**Task prompt:** Working from the material below, print the lines from the line holding "Output a JSON" through its final line, inclusive, exactly and with nothing else; pictures are excluded.

**Materials provided:**

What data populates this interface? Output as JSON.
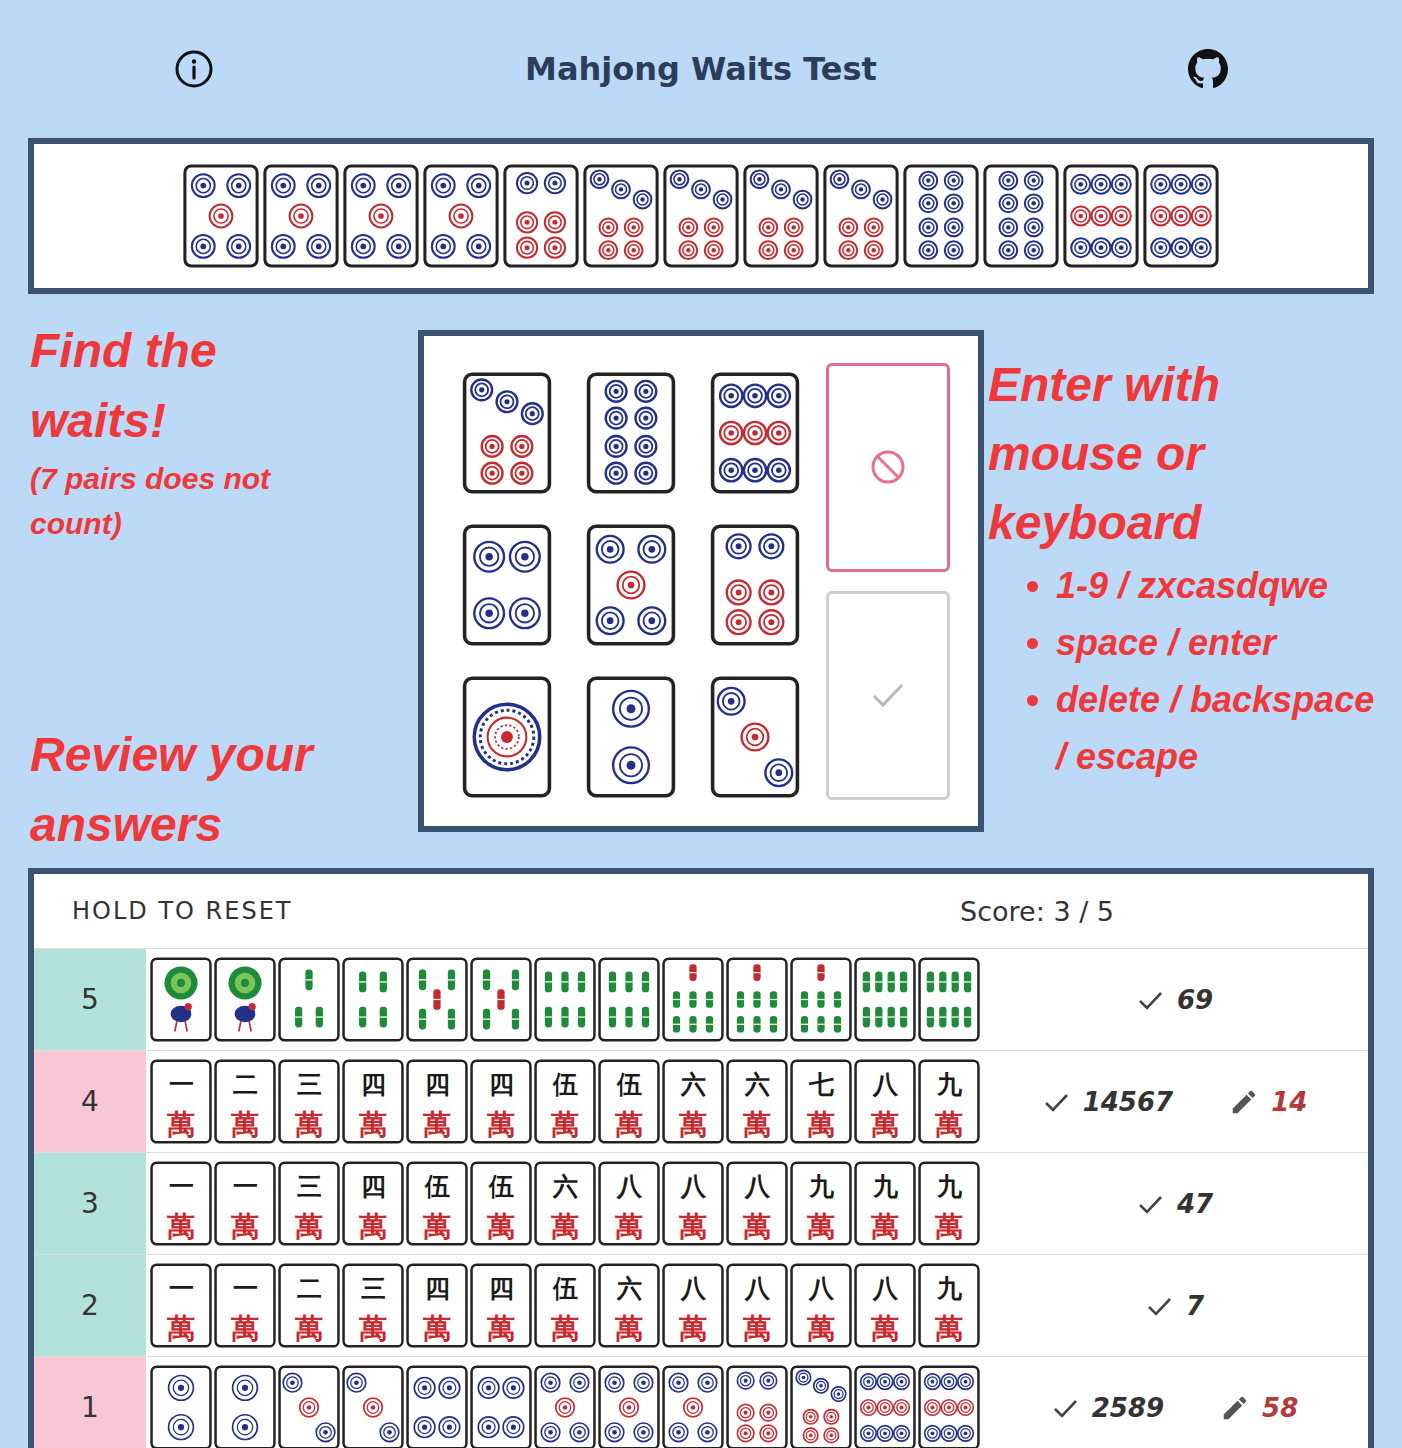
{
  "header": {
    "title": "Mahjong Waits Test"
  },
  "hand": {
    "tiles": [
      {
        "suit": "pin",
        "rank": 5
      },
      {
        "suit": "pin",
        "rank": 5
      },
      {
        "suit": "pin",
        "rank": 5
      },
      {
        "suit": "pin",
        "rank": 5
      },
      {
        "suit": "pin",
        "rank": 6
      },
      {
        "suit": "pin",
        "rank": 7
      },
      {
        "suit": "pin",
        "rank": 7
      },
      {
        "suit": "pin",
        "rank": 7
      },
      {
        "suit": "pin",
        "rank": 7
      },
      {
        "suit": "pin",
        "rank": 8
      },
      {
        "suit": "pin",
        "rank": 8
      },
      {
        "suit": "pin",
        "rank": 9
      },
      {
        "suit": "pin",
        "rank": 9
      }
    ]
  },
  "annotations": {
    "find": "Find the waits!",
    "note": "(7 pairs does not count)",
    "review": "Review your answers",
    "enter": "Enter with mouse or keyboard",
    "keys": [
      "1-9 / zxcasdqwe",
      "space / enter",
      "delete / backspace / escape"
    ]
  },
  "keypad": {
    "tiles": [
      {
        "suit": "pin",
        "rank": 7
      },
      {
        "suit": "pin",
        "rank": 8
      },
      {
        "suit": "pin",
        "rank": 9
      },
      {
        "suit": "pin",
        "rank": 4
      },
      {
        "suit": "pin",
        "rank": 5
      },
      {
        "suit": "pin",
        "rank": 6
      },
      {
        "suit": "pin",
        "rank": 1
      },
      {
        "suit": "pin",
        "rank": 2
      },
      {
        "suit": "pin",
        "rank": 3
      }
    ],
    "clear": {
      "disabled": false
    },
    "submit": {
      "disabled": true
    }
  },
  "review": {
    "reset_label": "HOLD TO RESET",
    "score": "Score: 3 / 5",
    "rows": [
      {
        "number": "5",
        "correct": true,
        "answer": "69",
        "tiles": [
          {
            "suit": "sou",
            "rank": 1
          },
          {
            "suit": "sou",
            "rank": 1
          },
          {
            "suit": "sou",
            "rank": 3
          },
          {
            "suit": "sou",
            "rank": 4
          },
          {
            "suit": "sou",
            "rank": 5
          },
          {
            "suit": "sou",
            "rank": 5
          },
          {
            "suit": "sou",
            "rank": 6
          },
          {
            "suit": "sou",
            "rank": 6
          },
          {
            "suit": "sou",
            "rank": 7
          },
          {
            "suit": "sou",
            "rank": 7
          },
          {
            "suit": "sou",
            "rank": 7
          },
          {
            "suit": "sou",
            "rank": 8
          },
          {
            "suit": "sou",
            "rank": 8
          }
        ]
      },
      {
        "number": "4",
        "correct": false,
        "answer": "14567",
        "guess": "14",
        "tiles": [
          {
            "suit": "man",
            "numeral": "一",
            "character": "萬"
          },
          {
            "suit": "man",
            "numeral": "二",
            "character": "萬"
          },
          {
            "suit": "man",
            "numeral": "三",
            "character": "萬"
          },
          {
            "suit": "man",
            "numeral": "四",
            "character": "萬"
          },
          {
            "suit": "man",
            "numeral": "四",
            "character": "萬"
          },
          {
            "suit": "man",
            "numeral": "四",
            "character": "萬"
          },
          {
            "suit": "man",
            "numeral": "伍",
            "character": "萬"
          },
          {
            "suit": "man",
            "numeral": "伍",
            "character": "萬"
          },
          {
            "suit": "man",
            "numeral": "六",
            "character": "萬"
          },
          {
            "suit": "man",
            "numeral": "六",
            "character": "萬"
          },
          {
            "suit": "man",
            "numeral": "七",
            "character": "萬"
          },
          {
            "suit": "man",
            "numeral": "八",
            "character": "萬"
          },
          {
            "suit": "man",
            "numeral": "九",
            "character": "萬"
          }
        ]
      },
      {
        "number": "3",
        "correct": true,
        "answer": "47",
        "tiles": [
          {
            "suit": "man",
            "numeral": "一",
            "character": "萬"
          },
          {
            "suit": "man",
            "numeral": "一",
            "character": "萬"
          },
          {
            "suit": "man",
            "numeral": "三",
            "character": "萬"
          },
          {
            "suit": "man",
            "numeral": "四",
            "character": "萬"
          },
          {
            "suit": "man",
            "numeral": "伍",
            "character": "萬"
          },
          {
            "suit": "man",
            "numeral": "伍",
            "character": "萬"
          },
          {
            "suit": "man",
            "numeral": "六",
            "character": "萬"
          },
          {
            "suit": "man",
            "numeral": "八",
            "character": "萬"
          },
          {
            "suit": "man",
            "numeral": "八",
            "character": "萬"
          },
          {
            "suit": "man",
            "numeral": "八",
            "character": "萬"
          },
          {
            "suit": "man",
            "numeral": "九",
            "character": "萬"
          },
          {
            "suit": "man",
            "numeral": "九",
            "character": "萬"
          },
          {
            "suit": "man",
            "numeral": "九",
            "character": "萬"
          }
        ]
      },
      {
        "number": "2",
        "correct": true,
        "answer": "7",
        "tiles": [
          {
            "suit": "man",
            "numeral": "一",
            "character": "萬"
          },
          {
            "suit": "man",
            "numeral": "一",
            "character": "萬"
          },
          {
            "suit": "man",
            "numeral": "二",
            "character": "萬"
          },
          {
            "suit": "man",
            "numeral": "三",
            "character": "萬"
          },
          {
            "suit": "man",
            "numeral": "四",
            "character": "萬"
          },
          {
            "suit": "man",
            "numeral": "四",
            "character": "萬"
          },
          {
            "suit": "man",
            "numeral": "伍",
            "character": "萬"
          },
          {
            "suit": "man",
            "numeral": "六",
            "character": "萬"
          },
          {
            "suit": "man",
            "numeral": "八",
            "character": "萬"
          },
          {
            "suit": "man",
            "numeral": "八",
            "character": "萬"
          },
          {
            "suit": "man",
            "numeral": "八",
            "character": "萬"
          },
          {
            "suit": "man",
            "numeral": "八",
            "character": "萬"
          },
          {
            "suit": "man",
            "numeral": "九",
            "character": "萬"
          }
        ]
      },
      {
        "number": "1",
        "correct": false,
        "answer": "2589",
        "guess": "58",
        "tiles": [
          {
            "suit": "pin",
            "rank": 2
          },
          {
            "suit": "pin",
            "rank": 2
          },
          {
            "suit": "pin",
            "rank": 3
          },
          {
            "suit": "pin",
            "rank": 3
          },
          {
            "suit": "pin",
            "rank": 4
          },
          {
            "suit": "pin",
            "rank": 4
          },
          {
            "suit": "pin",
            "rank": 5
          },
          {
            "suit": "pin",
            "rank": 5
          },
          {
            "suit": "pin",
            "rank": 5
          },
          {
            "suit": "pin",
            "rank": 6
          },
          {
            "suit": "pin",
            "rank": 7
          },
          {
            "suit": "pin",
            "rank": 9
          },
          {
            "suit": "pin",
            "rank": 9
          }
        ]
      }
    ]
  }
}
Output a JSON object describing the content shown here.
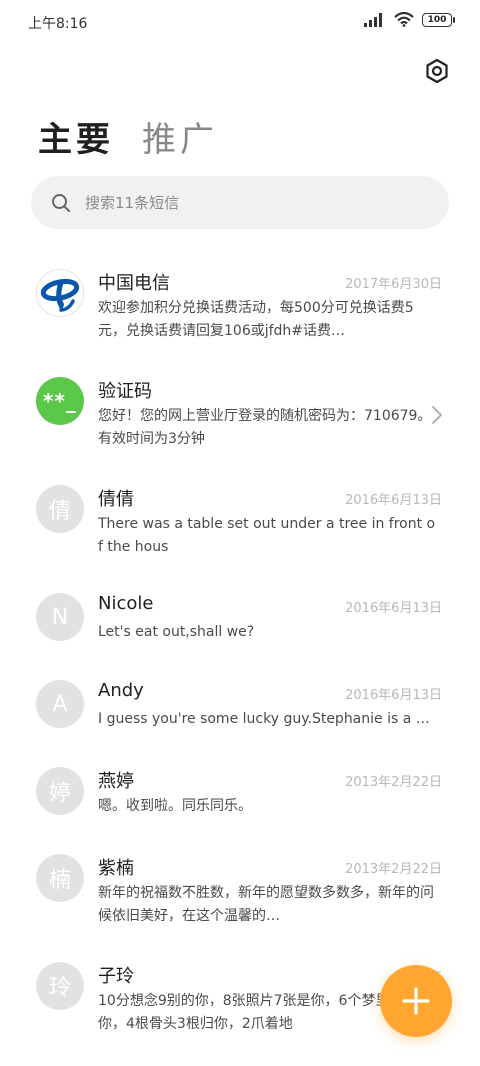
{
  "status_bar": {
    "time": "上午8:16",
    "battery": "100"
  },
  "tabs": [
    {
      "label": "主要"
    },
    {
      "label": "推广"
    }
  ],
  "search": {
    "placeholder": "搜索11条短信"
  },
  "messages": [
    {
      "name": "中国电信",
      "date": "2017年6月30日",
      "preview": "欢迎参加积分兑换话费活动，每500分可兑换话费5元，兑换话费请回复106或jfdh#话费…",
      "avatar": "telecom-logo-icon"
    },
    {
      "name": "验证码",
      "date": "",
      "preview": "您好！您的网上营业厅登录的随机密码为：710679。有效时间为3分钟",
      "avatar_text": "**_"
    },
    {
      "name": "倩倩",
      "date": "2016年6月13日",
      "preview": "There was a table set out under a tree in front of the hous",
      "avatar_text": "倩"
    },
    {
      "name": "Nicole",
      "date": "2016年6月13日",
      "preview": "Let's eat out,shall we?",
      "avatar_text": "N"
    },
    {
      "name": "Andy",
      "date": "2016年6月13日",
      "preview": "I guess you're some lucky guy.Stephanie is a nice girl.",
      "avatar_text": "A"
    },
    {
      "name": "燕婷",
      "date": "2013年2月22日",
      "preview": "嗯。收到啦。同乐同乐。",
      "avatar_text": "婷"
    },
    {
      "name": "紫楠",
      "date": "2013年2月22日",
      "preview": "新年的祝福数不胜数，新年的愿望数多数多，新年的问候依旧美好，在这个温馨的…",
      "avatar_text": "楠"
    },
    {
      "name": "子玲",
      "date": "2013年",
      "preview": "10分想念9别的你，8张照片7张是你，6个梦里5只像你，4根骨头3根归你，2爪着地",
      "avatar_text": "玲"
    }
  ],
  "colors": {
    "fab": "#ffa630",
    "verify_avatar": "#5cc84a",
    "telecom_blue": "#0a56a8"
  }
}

**Exercise result:**
Output a JSON object describing the content shown here.
{
  "status_bar": {
    "time": "上午8:16",
    "battery": "100"
  },
  "tabs": [
    {
      "label": "主要"
    },
    {
      "label": "推广"
    }
  ],
  "search": {
    "placeholder": "搜索11条短信"
  },
  "messages": [
    {
      "name": "中国电信",
      "date": "2017年6月30日",
      "preview": "欢迎参加积分兑换话费活动，每500分可兑换话费5元，兑换话费请回复106或jfdh#话费…",
      "avatar": "telecom-logo-icon"
    },
    {
      "name": "验证码",
      "date": "",
      "preview": "您好！您的网上营业厅登录的随机密码为：710679。有效时间为3分钟",
      "avatar_text": "**_"
    },
    {
      "name": "倩倩",
      "date": "2016年6月13日",
      "preview": "There was a table set out under a tree in front of the hous",
      "avatar_text": "倩"
    },
    {
      "name": "Nicole",
      "date": "2016年6月13日",
      "preview": "Let's eat out,shall we?",
      "avatar_text": "N"
    },
    {
      "name": "Andy",
      "date": "2016年6月13日",
      "preview": "I guess you're some lucky guy.Stephanie is a nice girl.",
      "avatar_text": "A"
    },
    {
      "name": "燕婷",
      "date": "2013年2月22日",
      "preview": "嗯。收到啦。同乐同乐。",
      "avatar_text": "婷"
    },
    {
      "name": "紫楠",
      "date": "2013年2月22日",
      "preview": "新年的祝福数不胜数，新年的愿望数多数多，新年的问候依旧美好，在这个温馨的…",
      "avatar_text": "楠"
    },
    {
      "name": "子玲",
      "date": "2013年",
      "preview": "10分想念9别的你，8张照片7张是你，6个梦里5只像你，4根骨头3根归你，2爪着地",
      "avatar_text": "玲"
    }
  ],
  "colors": {
    "fab": "#ffa630",
    "verify_avatar": "#5cc84a",
    "telecom_blue": "#0a56a8"
  }
}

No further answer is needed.